Exercise requirements:
Give the listing again in full, exactly as written.
* * * * *
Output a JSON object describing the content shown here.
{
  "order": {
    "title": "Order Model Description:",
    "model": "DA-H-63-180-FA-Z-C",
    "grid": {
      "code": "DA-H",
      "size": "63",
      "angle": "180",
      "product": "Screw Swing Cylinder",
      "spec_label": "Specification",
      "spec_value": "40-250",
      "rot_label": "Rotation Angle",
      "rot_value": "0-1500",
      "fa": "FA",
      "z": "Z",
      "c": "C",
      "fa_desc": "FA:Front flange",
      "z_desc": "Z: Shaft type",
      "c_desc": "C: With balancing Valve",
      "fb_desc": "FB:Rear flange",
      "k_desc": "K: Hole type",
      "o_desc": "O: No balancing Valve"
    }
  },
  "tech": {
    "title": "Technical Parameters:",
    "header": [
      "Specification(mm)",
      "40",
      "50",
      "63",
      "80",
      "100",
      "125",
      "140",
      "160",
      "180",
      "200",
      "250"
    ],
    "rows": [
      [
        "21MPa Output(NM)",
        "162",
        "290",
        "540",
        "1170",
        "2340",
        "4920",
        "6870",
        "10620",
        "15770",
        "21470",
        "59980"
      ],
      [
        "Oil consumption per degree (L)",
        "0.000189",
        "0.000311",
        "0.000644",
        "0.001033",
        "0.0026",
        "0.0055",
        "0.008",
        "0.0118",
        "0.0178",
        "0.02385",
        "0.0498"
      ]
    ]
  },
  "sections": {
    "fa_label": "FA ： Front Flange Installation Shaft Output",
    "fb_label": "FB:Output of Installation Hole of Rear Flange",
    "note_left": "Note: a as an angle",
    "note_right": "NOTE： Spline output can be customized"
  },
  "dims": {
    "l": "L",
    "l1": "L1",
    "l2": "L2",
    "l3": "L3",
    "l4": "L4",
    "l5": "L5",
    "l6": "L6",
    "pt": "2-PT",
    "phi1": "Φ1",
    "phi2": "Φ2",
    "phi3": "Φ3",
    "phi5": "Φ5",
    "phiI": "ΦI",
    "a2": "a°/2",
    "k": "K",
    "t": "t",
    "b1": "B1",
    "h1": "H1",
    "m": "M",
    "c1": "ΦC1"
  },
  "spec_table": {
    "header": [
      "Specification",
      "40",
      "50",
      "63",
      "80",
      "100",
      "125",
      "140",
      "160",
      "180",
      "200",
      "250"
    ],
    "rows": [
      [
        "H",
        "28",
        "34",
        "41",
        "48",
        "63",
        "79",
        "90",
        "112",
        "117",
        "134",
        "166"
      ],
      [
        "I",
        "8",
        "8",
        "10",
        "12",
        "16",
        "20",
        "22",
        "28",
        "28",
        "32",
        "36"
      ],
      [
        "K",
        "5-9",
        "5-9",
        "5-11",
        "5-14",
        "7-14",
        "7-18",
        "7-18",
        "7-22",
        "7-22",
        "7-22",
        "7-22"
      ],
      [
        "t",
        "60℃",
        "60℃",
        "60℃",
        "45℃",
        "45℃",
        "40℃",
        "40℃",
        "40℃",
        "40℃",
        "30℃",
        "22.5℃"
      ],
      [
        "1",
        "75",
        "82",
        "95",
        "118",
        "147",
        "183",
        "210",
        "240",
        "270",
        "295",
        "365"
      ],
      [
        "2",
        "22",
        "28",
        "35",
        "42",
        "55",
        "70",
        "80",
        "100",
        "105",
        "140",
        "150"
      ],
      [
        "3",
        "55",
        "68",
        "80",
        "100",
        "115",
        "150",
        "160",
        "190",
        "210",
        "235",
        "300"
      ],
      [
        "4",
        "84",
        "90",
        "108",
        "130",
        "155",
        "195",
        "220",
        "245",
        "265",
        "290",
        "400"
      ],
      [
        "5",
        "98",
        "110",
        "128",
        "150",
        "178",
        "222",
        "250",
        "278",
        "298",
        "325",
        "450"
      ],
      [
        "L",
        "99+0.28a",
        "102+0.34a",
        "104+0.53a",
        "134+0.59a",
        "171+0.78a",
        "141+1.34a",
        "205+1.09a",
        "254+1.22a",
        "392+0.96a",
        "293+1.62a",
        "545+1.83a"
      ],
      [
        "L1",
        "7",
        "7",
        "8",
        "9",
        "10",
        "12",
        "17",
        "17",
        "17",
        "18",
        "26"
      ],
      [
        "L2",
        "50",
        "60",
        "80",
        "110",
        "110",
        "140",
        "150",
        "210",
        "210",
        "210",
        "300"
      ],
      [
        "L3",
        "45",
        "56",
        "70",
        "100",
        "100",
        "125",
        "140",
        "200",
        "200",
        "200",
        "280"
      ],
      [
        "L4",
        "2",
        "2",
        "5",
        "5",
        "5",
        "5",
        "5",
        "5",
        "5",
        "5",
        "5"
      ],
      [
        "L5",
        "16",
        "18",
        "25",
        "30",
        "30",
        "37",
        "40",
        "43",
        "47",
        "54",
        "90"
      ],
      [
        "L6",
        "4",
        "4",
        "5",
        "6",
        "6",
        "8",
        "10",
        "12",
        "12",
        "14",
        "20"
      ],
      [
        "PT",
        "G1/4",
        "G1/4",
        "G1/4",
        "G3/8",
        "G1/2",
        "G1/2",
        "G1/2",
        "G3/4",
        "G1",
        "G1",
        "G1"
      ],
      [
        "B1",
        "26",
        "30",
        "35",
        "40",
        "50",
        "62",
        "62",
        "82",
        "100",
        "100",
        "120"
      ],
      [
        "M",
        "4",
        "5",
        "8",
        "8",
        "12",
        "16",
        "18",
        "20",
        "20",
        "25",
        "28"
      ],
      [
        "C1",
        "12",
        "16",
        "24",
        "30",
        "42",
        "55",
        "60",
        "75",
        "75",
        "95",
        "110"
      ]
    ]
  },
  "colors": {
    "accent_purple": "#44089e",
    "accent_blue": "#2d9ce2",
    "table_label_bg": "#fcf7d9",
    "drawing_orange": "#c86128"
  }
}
* * * * *
Answer below:
Output a JSON object describing the content shown here.
{
  "order": {
    "title": "Order Model Description:",
    "model": "DA-H-63-180-FA-Z-C",
    "grid": {
      "code": "DA-H",
      "size": "63",
      "angle": "180",
      "product": "Screw Swing Cylinder",
      "spec_label": "Specification",
      "spec_value": "40-250",
      "rot_label": "Rotation Angle",
      "rot_value": "0-1500",
      "fa": "FA",
      "z": "Z",
      "c": "C",
      "fa_desc": "FA:Front flange",
      "z_desc": "Z: Shaft type",
      "c_desc": "C: With balancing Valve",
      "fb_desc": "FB:Rear flange",
      "k_desc": "K: Hole type",
      "o_desc": "O: No balancing Valve"
    }
  },
  "tech": {
    "title": "Technical Parameters:",
    "header": [
      "Specification(mm)",
      "40",
      "50",
      "63",
      "80",
      "100",
      "125",
      "140",
      "160",
      "180",
      "200",
      "250"
    ],
    "rows": [
      [
        "21MPa Output(NM)",
        "162",
        "290",
        "540",
        "1170",
        "2340",
        "4920",
        "6870",
        "10620",
        "15770",
        "21470",
        "59980"
      ],
      [
        "Oil consumption per degree (L)",
        "0.000189",
        "0.000311",
        "0.000644",
        "0.001033",
        "0.0026",
        "0.0055",
        "0.008",
        "0.0118",
        "0.0178",
        "0.02385",
        "0.0498"
      ]
    ]
  },
  "sections": {
    "fa_label": "FA ： Front Flange Installation Shaft Output",
    "fb_label": "FB:Output of Installation Hole of Rear Flange",
    "note_left": "Note: a as an angle",
    "note_right": "NOTE： Spline output can be customized"
  },
  "dims": {
    "l": "L",
    "l1": "L1",
    "l2": "L2",
    "l3": "L3",
    "l4": "L4",
    "l5": "L5",
    "l6": "L6",
    "pt": "2-PT",
    "phi1": "Φ1",
    "phi2": "Φ2",
    "phi3": "Φ3",
    "phi5": "Φ5",
    "phiI": "ΦI",
    "a2": "a°/2",
    "k": "K",
    "t": "t",
    "b1": "B1",
    "h1": "H1",
    "m": "M",
    "c1": "ΦC1"
  },
  "spec_table": {
    "header": [
      "Specification",
      "40",
      "50",
      "63",
      "80",
      "100",
      "125",
      "140",
      "160",
      "180",
      "200",
      "250"
    ],
    "rows": [
      [
        "H",
        "28",
        "34",
        "41",
        "48",
        "63",
        "79",
        "90",
        "112",
        "117",
        "134",
        "166"
      ],
      [
        "I",
        "8",
        "8",
        "10",
        "12",
        "16",
        "20",
        "22",
        "28",
        "28",
        "32",
        "36"
      ],
      [
        "K",
        "5-9",
        "5-9",
        "5-11",
        "5-14",
        "7-14",
        "7-18",
        "7-18",
        "7-22",
        "7-22",
        "7-22",
        "7-22"
      ],
      [
        "t",
        "60℃",
        "60℃",
        "60℃",
        "45℃",
        "45℃",
        "40℃",
        "40℃",
        "40℃",
        "40℃",
        "30℃",
        "22.5℃"
      ],
      [
        "1",
        "75",
        "82",
        "95",
        "118",
        "147",
        "183",
        "210",
        "240",
        "270",
        "295",
        "365"
      ],
      [
        "2",
        "22",
        "28",
        "35",
        "42",
        "55",
        "70",
        "80",
        "100",
        "105",
        "140",
        "150"
      ],
      [
        "3",
        "55",
        "68",
        "80",
        "100",
        "115",
        "150",
        "160",
        "190",
        "210",
        "235",
        "300"
      ],
      [
        "4",
        "84",
        "90",
        "108",
        "130",
        "155",
        "195",
        "220",
        "245",
        "265",
        "290",
        "400"
      ],
      [
        "5",
        "98",
        "110",
        "128",
        "150",
        "178",
        "222",
        "250",
        "278",
        "298",
        "325",
        "450"
      ],
      [
        "L",
        "99+0.28a",
        "102+0.34a",
        "104+0.53a",
        "134+0.59a",
        "171+0.78a",
        "141+1.34a",
        "205+1.09a",
        "254+1.22a",
        "392+0.96a",
        "293+1.62a",
        "545+1.83a"
      ],
      [
        "L1",
        "7",
        "7",
        "8",
        "9",
        "10",
        "12",
        "17",
        "17",
        "17",
        "18",
        "26"
      ],
      [
        "L2",
        "50",
        "60",
        "80",
        "110",
        "110",
        "140",
        "150",
        "210",
        "210",
        "210",
        "300"
      ],
      [
        "L3",
        "45",
        "56",
        "70",
        "100",
        "100",
        "125",
        "140",
        "200",
        "200",
        "200",
        "280"
      ],
      [
        "L4",
        "2",
        "2",
        "5",
        "5",
        "5",
        "5",
        "5",
        "5",
        "5",
        "5",
        "5"
      ],
      [
        "L5",
        "16",
        "18",
        "25",
        "30",
        "30",
        "37",
        "40",
        "43",
        "47",
        "54",
        "90"
      ],
      [
        "L6",
        "4",
        "4",
        "5",
        "6",
        "6",
        "8",
        "10",
        "12",
        "12",
        "14",
        "20"
      ],
      [
        "PT",
        "G1/4",
        "G1/4",
        "G1/4",
        "G3/8",
        "G1/2",
        "G1/2",
        "G1/2",
        "G3/4",
        "G1",
        "G1",
        "G1"
      ],
      [
        "B1",
        "26",
        "30",
        "35",
        "40",
        "50",
        "62",
        "62",
        "82",
        "100",
        "100",
        "120"
      ],
      [
        "M",
        "4",
        "5",
        "8",
        "8",
        "12",
        "16",
        "18",
        "20",
        "20",
        "25",
        "28"
      ],
      [
        "C1",
        "12",
        "16",
        "24",
        "30",
        "42",
        "55",
        "60",
        "75",
        "75",
        "95",
        "110"
      ]
    ]
  },
  "colors": {
    "accent_purple": "#44089e",
    "accent_blue": "#2d9ce2",
    "table_label_bg": "#fcf7d9",
    "drawing_orange": "#c86128"
  }
}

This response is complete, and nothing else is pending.